# Directive
Report the count of lines containing the word "send" in the entries below, and nothing more.

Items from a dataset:

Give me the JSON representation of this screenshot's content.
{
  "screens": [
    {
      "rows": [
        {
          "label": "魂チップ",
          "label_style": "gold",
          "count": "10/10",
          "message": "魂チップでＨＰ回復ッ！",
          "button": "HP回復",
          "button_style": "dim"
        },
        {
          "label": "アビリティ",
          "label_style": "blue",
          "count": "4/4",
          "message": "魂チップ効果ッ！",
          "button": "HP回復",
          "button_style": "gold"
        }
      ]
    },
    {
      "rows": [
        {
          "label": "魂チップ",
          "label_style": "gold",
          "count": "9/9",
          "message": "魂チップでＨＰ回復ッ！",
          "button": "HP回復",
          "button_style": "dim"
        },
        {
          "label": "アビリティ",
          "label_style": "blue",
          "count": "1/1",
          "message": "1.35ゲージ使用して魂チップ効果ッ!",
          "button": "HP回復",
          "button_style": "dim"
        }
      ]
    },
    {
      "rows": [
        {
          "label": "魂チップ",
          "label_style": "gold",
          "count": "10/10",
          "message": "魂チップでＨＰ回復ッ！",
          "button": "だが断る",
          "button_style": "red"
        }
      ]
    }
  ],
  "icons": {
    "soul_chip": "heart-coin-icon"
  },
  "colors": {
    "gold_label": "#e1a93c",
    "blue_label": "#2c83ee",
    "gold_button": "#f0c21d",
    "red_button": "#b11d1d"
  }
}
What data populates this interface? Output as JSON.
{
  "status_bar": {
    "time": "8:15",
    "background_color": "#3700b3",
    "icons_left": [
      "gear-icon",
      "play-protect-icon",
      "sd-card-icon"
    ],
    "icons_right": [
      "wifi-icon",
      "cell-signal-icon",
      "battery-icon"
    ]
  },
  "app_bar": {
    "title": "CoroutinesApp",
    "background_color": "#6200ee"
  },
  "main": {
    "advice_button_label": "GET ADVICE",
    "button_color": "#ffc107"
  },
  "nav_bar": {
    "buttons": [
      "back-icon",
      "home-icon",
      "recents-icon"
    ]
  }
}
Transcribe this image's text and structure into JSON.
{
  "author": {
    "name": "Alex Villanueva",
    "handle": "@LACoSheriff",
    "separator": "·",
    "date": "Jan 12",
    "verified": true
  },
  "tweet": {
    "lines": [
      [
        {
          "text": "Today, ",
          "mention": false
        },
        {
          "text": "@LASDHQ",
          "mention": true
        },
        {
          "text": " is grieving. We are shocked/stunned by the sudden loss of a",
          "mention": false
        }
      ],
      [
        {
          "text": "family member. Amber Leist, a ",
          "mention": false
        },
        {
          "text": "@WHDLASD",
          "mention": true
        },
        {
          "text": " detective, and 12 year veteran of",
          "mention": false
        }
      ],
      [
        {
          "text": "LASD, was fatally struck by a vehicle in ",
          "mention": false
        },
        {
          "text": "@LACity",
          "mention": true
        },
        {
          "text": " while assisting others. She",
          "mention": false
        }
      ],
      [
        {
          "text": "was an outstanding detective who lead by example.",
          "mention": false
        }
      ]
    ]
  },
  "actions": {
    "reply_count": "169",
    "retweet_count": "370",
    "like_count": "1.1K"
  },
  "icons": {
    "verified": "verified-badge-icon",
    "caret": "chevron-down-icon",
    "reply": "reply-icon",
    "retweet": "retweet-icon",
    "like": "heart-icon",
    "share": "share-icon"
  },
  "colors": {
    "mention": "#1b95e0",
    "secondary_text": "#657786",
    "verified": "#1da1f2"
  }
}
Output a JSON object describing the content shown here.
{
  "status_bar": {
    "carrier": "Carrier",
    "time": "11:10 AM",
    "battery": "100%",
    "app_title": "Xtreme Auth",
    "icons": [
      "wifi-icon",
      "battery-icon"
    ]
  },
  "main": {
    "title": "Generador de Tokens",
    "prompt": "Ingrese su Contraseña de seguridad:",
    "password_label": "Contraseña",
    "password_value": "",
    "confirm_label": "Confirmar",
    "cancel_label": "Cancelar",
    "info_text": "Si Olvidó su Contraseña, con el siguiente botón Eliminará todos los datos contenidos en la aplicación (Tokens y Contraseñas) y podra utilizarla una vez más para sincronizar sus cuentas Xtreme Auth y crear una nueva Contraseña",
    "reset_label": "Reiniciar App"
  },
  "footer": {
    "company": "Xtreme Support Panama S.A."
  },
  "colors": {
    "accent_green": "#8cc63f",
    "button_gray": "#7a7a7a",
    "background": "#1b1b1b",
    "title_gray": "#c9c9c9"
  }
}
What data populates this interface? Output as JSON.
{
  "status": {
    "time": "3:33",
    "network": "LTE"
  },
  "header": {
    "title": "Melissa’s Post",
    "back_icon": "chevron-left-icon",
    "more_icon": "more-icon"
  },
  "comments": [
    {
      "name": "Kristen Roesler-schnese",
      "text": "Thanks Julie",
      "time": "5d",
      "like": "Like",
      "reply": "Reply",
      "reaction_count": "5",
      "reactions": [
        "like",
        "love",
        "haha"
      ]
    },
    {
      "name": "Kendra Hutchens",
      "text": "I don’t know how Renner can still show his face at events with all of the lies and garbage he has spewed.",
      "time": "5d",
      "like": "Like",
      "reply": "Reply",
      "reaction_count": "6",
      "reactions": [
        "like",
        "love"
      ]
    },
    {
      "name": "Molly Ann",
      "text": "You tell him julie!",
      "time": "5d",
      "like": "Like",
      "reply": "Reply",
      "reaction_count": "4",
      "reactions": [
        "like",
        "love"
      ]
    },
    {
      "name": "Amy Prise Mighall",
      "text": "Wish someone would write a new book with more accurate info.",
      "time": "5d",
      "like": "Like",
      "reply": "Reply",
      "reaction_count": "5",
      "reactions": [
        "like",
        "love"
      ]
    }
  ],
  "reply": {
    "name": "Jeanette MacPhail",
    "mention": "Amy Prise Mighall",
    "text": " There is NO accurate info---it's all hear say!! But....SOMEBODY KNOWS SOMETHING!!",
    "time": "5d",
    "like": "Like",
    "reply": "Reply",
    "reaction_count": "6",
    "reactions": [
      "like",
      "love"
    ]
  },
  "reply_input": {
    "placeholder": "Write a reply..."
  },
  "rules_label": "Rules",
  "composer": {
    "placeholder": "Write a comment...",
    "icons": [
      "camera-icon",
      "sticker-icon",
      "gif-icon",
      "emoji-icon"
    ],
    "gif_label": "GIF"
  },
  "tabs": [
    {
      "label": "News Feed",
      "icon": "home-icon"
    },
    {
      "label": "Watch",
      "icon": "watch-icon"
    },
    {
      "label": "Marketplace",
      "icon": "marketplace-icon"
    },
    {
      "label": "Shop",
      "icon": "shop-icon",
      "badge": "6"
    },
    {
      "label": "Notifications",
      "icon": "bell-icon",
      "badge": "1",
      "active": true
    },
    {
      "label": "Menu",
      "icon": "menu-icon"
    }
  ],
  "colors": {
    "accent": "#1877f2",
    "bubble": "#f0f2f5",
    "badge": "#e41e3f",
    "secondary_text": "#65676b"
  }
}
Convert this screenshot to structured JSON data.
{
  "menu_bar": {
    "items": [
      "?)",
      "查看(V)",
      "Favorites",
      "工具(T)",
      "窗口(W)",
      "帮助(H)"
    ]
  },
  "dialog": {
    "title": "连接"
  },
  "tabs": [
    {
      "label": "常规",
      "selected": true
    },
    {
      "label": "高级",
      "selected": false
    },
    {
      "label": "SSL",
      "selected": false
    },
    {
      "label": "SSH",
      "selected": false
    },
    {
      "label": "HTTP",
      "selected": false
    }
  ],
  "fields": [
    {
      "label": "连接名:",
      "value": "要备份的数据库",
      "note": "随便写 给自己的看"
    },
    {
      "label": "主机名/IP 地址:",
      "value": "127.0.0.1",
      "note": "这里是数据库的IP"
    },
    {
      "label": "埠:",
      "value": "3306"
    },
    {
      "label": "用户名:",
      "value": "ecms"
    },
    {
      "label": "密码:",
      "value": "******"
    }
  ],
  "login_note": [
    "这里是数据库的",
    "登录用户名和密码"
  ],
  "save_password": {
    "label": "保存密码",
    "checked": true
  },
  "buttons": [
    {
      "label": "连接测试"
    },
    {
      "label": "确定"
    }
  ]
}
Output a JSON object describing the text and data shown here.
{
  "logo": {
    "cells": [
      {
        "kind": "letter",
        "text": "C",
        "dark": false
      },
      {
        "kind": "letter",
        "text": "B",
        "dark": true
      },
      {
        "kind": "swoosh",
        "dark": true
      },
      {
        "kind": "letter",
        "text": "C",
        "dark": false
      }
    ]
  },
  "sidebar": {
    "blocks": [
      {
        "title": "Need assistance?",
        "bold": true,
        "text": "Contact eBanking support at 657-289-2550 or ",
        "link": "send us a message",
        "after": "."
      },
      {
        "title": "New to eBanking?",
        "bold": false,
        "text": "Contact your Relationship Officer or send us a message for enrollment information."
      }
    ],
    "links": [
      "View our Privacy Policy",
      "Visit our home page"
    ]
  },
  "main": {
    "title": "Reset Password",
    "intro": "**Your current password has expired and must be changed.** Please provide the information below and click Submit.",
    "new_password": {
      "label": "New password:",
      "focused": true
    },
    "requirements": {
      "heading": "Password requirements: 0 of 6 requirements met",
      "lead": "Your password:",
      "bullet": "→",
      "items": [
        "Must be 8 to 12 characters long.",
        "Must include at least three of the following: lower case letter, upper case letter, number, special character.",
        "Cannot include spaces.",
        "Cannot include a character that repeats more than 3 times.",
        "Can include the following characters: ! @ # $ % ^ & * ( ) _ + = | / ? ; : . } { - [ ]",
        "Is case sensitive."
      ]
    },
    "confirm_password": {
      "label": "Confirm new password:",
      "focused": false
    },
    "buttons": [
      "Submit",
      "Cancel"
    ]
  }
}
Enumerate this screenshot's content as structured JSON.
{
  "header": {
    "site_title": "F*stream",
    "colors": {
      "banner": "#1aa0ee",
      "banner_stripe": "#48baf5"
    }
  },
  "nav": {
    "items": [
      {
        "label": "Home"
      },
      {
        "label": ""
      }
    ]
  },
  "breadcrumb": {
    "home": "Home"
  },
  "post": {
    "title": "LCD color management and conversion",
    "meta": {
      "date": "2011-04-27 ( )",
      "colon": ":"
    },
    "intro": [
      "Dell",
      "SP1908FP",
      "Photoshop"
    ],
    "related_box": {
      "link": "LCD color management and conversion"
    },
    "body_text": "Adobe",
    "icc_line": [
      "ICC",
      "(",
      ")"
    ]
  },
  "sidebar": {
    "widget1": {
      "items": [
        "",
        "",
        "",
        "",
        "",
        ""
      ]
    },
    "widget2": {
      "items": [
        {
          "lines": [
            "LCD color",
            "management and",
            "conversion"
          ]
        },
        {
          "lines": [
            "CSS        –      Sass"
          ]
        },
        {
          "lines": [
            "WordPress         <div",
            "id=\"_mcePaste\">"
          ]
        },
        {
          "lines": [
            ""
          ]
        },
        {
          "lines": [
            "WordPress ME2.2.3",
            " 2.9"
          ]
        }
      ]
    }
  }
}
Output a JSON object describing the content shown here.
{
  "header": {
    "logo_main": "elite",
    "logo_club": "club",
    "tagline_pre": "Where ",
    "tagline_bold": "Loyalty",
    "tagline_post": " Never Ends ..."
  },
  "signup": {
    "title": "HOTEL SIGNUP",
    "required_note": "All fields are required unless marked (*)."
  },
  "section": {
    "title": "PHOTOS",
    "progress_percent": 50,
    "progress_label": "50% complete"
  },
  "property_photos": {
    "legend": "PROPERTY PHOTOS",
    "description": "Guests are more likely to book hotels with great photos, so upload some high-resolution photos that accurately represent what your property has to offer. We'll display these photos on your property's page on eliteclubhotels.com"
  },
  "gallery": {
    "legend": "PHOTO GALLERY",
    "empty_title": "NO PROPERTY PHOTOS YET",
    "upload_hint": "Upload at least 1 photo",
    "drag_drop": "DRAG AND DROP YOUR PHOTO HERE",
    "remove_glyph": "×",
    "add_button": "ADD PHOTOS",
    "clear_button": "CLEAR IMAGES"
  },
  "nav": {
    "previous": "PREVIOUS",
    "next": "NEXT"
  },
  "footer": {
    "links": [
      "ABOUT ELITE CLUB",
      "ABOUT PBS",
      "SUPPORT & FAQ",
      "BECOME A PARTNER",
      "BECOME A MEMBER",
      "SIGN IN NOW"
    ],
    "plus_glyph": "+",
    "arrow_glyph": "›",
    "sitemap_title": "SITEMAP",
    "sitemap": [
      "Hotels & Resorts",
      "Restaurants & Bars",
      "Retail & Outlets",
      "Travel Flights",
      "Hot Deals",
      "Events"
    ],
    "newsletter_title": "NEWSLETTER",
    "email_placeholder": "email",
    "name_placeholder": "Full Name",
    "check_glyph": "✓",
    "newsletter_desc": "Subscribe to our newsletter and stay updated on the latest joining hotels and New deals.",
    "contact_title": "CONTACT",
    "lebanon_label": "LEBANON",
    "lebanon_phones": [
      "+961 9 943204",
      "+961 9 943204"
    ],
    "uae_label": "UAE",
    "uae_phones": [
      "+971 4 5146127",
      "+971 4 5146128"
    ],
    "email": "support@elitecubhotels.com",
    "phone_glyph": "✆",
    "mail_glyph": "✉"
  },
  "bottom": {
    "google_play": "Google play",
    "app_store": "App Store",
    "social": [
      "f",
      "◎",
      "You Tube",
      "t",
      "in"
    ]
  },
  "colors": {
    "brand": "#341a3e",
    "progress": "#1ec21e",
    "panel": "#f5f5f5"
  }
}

# Written answer
2